## begin DATA TO USE
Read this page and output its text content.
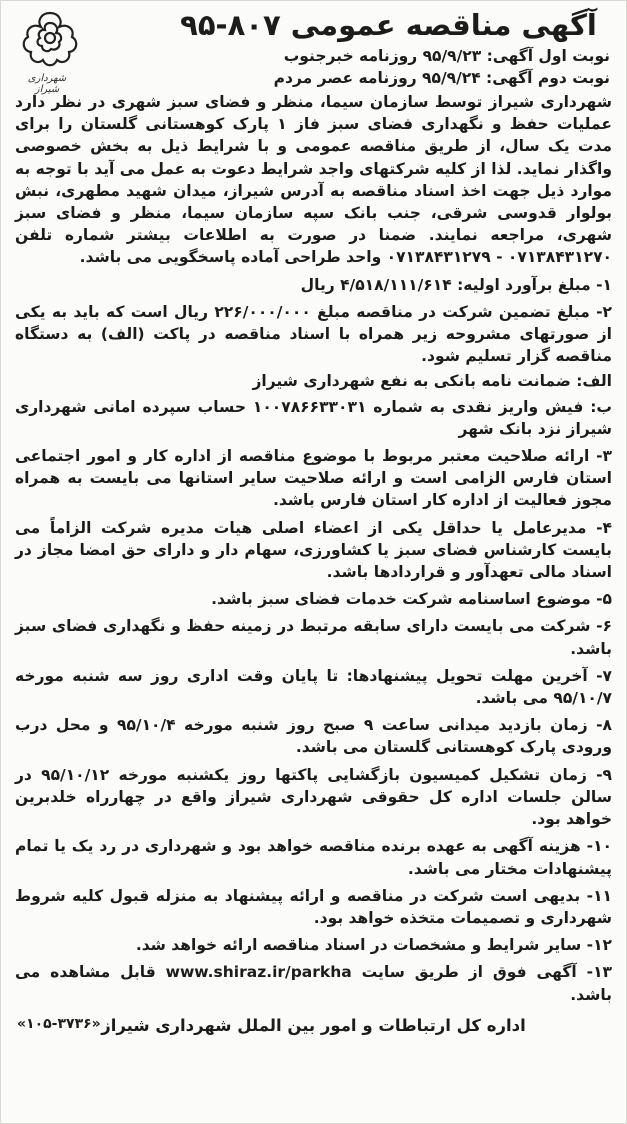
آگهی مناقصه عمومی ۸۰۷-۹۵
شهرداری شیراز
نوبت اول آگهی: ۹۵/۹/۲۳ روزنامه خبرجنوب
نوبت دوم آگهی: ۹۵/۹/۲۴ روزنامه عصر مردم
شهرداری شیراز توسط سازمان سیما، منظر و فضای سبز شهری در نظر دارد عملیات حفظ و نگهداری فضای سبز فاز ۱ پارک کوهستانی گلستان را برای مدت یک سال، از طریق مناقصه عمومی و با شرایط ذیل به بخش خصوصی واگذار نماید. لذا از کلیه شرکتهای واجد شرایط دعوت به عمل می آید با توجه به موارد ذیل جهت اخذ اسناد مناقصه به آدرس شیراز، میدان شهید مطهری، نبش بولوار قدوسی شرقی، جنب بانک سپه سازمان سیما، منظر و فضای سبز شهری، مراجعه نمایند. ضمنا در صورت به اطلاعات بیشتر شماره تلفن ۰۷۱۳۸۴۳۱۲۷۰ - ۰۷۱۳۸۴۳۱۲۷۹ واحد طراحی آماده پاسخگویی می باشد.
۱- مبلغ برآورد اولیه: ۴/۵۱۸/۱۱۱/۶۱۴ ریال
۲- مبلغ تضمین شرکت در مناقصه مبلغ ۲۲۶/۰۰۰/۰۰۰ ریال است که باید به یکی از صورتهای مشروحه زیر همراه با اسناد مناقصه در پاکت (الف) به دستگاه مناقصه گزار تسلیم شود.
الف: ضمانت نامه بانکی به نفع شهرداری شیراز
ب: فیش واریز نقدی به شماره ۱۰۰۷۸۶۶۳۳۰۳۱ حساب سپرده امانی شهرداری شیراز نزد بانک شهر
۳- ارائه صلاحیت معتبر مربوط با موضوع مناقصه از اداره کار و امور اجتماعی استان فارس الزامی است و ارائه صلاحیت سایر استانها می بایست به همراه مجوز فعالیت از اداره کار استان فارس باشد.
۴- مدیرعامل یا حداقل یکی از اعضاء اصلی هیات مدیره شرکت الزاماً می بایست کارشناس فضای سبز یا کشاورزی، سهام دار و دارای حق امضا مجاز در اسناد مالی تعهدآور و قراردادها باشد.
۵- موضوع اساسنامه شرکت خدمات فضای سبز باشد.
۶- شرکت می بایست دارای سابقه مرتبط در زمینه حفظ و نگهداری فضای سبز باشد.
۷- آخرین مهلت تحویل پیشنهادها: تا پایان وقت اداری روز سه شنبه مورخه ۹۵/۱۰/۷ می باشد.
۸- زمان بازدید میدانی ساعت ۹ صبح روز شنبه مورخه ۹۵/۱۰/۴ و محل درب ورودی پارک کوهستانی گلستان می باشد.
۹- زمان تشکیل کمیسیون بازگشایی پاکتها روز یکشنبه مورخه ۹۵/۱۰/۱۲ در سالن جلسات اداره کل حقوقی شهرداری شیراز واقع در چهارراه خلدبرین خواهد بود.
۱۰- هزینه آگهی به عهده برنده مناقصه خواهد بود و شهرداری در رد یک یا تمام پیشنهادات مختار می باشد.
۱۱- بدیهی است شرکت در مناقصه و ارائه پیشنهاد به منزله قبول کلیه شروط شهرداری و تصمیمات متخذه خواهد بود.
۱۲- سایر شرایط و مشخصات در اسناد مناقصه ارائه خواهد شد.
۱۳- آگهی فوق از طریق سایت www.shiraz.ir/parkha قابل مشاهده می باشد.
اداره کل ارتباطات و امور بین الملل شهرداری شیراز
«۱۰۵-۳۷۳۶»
## end DATA TO USE
§ **WHAT IS EXPECTED**
Note each line of the entries that has "مبلغ" in it, and copy those lines.

§ **ANSWER TO THIS TASK**
۱- مبلغ برآورد اولیه: ۴/۵۱۸/۱۱۱/۶۱۴ ریال
۲- مبلغ تضمین شرکت در مناقصه مبلغ ۲۲۶/۰۰۰/۰۰۰ ریال است که باید به یکی از صورتهای مشروحه زیر همراه با اسناد مناقصه در پاکت (الف) به دستگاه مناقصه گزار تسلیم شود.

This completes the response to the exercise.